** Start **
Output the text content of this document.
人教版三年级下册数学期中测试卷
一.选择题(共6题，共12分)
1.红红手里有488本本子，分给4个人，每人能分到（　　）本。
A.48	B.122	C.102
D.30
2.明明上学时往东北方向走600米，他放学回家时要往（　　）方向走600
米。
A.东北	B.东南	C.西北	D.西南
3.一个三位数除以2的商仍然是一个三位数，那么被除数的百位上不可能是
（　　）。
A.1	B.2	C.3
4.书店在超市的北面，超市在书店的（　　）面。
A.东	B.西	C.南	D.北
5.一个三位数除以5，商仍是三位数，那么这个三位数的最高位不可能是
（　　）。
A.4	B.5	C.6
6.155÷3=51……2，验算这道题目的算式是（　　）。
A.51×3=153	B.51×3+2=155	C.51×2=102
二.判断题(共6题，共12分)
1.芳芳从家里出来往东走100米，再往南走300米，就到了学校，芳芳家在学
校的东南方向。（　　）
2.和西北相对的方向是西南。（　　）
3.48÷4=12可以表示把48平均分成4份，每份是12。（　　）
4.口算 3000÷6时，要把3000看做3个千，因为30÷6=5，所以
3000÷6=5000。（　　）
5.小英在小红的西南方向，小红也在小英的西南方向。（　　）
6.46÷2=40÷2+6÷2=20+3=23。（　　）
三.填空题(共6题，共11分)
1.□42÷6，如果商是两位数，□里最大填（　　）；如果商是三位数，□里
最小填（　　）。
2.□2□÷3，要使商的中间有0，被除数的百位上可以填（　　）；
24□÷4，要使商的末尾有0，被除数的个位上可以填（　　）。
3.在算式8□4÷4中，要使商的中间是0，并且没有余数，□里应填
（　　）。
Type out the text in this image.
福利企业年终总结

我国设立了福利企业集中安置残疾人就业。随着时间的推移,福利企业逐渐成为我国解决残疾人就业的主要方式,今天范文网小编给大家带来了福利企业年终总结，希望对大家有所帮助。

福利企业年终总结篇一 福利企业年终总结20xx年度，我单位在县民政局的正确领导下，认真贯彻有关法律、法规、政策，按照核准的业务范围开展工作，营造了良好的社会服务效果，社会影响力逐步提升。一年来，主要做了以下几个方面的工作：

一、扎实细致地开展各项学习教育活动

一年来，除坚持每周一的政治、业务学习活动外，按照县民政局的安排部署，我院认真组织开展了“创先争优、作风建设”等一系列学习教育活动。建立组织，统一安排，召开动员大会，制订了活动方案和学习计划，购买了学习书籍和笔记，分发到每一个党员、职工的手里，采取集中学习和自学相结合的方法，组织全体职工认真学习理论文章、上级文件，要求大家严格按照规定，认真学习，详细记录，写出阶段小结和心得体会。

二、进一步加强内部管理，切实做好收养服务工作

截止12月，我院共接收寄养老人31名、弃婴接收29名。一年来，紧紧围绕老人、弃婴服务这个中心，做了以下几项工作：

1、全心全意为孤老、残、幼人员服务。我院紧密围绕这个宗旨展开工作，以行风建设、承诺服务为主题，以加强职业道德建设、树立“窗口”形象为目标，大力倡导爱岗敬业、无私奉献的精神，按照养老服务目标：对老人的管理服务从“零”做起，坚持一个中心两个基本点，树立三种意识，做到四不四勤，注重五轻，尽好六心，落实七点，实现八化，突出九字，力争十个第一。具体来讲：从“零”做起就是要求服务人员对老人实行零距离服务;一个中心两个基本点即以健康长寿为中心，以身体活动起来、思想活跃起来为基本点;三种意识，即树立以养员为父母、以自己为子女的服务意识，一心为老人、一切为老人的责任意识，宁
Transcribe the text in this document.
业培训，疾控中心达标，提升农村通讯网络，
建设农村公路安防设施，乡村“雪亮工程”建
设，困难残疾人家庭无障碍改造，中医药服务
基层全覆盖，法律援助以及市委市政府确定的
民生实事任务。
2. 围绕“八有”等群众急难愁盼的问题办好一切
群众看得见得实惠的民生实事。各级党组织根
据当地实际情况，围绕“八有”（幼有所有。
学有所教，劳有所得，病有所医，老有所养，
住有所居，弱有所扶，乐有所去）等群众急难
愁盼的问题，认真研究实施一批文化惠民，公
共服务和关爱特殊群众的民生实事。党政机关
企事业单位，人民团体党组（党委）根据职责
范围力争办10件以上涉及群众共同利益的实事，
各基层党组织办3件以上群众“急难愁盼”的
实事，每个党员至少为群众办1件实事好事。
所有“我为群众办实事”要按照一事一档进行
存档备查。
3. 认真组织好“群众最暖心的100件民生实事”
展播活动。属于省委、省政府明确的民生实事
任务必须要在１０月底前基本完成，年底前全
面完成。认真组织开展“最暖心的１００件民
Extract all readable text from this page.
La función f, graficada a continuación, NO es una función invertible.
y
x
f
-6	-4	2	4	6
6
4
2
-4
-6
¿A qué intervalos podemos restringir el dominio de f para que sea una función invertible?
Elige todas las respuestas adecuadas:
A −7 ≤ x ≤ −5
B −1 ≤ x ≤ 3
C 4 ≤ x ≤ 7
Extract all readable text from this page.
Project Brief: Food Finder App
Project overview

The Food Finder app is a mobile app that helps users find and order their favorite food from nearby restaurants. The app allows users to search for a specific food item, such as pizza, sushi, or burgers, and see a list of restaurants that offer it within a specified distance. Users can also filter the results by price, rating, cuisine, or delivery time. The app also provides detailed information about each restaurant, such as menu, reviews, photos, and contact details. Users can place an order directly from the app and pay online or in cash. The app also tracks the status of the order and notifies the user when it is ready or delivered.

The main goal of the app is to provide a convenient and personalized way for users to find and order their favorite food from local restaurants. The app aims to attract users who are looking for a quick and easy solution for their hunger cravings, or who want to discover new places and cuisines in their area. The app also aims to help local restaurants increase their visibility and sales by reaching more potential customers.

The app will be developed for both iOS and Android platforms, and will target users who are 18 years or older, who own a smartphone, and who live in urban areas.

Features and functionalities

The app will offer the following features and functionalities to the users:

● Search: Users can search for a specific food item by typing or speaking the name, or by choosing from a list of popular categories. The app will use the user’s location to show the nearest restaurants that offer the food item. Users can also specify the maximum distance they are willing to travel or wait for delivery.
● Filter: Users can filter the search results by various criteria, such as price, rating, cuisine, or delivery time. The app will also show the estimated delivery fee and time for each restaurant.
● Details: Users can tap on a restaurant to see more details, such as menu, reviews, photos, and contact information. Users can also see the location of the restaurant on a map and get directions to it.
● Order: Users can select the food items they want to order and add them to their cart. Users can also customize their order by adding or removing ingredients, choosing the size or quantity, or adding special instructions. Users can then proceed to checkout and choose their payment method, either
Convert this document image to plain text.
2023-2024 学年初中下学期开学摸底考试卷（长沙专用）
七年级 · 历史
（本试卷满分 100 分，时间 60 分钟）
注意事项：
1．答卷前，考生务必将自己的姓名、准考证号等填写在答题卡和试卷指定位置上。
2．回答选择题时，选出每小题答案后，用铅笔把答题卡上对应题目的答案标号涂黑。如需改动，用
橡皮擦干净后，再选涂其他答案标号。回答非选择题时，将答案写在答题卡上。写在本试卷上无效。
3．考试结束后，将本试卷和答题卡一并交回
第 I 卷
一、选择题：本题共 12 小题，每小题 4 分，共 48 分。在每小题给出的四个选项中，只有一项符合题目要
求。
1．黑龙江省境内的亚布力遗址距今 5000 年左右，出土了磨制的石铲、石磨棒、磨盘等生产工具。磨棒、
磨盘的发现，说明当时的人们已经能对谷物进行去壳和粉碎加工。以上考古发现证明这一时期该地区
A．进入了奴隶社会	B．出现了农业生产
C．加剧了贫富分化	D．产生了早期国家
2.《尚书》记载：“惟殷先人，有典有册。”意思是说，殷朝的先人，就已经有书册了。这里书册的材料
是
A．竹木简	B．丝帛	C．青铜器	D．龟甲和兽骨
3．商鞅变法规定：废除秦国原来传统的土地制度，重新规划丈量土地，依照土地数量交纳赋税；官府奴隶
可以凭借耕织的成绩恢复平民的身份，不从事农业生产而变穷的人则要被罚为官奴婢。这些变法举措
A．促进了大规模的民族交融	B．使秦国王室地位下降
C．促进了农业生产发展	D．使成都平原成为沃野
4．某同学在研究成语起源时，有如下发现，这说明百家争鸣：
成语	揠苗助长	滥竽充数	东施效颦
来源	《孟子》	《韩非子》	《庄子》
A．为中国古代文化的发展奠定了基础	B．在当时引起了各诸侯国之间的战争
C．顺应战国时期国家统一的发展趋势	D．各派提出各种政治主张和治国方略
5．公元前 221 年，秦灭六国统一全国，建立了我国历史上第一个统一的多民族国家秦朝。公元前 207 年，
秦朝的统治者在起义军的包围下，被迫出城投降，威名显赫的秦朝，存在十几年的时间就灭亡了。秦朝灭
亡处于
** End **
* _WHAT TO PRODUCE_
Copy down every line of the material above that includes the string "Project".

* _TASK SOLUTION_
Project Brief: Food Finder App
Project overview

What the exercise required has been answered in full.